* _DOCUMENT PASSAGE_
There are many methods used to provide a directory service. Different methods allow various types of data to be stored in a directory, require the data to be referenced, queried, updated, protected, and so on. Some directory services are local, providing service to a restricted context, for example, the finger service on a single computer. Other services are global, providing service to a much broader context, for example, the entire Internet. Global services are usually distributed, meaning that the data they contain is shared across many computers which cooperate to provide the directory service. Typically, a global service defines a uniform namespace, which gives the same view of the data regardless of where the computer is in relation to the data.

 

Directory Entries

An LDAP directory is a collection of entries, which consist of one or more attributes each. Each attribute has one or more values and a type that determines the kind of information the values can hold and how those values behave during directory operations. The attribute types and object classes defined for LDAP clients are described in RFC 4510.

The entries are arranged hierarchically in a tree that is structured geographically and organizationally. Global entries, such as countries/regions, reside at the top of the tree, followed by state or national organizations, then organizational units, people, devices, or anything else that might be represented in a directory.

A directory entry is represented by its entry name, or relative distinguished name (RDN), and by its distinguished name (DN). The DN uniquely identifies each entry on a global level, and is derived by concatenating the RDN of an entry with the RDN of each of its ancestor entries.

* _THE TASKS_
1 - Answer these questions using the passage on directory services:
(a) What example of a local directory service does the passage give?
(b) According to the passage, what determines the kind of information an attribute's values can hold?
(c) How is an entry's distinguished name derived?
2 - Carry the passage on LDAP directory services forward from its final sentence, keeping its formal, explanatory style.

* _DATA LINES_
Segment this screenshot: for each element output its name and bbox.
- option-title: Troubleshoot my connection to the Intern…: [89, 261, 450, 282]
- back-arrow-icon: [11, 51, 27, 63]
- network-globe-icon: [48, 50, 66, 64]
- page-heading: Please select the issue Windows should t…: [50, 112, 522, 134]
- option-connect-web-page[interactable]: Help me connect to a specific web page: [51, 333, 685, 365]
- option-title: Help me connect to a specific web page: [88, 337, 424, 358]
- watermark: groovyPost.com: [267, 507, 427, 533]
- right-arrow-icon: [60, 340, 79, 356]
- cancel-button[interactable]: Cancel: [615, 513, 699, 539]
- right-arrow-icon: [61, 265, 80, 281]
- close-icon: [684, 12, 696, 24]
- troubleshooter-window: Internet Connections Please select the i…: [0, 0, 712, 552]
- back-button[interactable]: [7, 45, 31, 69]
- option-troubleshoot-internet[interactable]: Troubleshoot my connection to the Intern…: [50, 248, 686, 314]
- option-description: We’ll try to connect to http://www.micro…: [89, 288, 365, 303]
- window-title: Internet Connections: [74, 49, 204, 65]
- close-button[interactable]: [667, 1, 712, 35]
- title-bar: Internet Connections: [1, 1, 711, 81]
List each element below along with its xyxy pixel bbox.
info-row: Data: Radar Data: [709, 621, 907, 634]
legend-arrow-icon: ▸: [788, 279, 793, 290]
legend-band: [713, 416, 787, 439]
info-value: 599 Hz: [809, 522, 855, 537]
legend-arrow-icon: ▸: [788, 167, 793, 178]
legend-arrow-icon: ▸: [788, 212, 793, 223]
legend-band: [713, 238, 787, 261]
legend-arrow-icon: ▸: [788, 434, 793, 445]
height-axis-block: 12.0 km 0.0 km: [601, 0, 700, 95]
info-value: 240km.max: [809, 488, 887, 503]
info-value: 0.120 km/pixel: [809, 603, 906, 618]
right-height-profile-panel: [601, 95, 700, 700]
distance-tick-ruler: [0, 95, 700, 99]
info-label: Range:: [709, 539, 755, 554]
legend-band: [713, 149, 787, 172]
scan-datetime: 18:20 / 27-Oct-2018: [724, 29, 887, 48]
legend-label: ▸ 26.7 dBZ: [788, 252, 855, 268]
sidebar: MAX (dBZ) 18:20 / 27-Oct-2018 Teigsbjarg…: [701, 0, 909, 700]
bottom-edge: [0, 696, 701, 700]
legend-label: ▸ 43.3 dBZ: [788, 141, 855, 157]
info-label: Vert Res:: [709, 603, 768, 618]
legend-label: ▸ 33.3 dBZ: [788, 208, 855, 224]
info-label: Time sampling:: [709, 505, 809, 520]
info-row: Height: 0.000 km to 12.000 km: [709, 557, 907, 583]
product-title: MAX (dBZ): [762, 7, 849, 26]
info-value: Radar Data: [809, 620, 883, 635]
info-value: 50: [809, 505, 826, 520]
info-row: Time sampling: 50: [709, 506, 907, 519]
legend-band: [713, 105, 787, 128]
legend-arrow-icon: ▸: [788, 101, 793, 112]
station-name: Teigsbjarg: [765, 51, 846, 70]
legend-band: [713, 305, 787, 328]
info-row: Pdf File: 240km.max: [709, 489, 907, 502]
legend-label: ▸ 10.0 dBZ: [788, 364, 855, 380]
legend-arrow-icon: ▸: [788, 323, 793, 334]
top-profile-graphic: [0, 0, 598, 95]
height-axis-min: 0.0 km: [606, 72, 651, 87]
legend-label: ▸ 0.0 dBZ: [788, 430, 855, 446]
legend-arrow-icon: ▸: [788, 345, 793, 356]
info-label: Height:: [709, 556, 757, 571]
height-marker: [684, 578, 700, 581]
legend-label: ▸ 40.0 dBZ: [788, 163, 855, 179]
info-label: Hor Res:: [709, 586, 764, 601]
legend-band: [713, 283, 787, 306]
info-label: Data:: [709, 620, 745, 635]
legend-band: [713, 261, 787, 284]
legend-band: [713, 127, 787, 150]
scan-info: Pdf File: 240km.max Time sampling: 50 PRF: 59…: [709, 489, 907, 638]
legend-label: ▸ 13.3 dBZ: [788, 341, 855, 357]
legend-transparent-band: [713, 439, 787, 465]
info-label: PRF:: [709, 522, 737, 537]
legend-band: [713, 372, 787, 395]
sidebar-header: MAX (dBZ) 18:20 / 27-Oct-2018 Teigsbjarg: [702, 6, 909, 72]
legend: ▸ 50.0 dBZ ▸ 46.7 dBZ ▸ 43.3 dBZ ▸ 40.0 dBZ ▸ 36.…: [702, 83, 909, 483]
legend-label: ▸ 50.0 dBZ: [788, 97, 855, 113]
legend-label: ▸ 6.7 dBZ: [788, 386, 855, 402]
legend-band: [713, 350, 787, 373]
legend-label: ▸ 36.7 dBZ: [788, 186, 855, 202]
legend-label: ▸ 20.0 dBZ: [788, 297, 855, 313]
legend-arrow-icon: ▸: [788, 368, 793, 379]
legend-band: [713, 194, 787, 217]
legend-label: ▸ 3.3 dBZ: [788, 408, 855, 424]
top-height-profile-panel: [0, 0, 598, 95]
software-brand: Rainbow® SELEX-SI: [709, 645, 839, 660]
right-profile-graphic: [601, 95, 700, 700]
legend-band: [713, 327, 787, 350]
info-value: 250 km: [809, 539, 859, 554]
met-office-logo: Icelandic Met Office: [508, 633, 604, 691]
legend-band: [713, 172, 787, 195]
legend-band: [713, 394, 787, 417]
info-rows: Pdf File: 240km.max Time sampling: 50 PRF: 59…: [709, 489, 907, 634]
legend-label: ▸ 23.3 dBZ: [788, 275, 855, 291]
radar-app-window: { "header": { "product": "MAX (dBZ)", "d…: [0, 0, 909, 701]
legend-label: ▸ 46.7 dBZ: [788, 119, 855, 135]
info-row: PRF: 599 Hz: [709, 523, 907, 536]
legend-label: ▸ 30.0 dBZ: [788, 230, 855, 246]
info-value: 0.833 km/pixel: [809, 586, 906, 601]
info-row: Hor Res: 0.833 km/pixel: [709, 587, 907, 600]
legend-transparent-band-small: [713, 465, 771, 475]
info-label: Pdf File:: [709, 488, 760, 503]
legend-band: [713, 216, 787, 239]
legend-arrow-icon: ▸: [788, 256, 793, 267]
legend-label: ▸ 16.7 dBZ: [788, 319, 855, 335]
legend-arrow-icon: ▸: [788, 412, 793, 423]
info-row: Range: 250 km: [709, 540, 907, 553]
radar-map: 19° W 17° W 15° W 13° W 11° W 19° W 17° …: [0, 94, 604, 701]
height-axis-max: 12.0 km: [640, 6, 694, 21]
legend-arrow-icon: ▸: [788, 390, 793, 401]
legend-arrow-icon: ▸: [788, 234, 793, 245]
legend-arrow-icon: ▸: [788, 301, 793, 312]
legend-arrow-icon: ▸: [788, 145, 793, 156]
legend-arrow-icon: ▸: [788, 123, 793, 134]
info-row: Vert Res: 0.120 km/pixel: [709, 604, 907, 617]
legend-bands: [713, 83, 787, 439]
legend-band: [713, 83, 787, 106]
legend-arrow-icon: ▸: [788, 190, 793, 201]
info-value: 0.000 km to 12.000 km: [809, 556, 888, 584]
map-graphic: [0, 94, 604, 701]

* _EXPECTED RESULTS_
1 -
(a) The finger service on a single computer.
(b) The attribute's type.
(c) By concatenating the RDN of the entry with the RDN of each of its ancestor entries.

2 -
Accessing Directory Information

The LDAP API provides functions that allow LDAP client applications to search for and retrieve information from an LDAP directory server, as well as functions for modifying directory entries, where such modifications are permitted. There are also functions that provide access control for servers, by allowing clients to authenticate themselves. The topics in the following sections describe these functions in greater detail.

LDAP and ADSI

Microsoft provides the Active Directory Service Interfaces (ADSI) for developing client-side directory service applications. ADSI consists of a directory service model and a set of COM interfaces. These interfaces enable development of network directory service access applications for computers running on Windows 2000 Professional, Windows NT Workstation, Windows 98 or Windows 95. ADSI uses an LDAP provider to communicate with Active Directory. ADSI can also access Novell NetWare Directory Services. ADSI can communicate with various directory services by using their native providers.

For more information about ADSI, see Active Directory Service Interfaces.

 

Active Directory Service Interfaces

Purpose

Active Directory Service Interfaces (ADSI) is a set of COM interfaces used to access the features of directory services from different network providers. ADSI is used in a distributed computing environment to present a single set of directory service interfaces for managing network resources. Administrators and developers can use ADSI services to enumerate and manage the resources in a directory service, no matter which network environment contains the resource.

ADSI enables common administrative tasks, such as adding new users, managing printers, and locating resources in a distributed computing environment.

Where applicable

Network Administrators can use ADSI to automate common tasks, such as adding users and groups, managing printers, and setting permissions on network resources.

Independent Software Vendors and end-user developers can use ADSI to "directory enable" their products and applications. Services can publish themselves in a directory, clients can use the directory to find the services, and both can use the directory to find and manipulate other objects of interest. Because Active Directory Service Interfaces are independent of the underlying directory service(s), directory-enabled products and applications can operate successfully in multiple network and directory environments.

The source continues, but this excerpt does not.